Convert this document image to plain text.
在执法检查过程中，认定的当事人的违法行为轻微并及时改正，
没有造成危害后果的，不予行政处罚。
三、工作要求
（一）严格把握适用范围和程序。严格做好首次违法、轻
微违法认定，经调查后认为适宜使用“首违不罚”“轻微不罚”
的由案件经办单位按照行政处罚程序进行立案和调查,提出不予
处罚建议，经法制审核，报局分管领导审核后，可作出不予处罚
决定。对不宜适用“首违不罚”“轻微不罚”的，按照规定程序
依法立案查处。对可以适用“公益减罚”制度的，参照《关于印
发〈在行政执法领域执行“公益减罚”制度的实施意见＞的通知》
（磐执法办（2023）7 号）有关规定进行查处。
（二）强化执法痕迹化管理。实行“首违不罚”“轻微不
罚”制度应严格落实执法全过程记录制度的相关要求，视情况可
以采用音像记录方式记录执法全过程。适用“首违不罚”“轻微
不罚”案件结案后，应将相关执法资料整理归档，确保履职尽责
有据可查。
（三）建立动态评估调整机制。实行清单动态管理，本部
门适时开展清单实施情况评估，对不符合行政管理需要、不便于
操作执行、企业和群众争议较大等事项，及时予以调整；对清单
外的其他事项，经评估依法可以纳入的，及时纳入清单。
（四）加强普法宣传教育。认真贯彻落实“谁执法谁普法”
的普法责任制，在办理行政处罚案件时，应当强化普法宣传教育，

• [WHAT IS BEING ASKED]:
Extract from the material all lines containing the string "公益减罚".

• [OUTPUT OF THE TASK]:
依法立案查处。对可以适用“公益减罚”制度的，参照《关于印
发〈在行政执法领域执行“公益减罚”制度的实施意见＞的通知》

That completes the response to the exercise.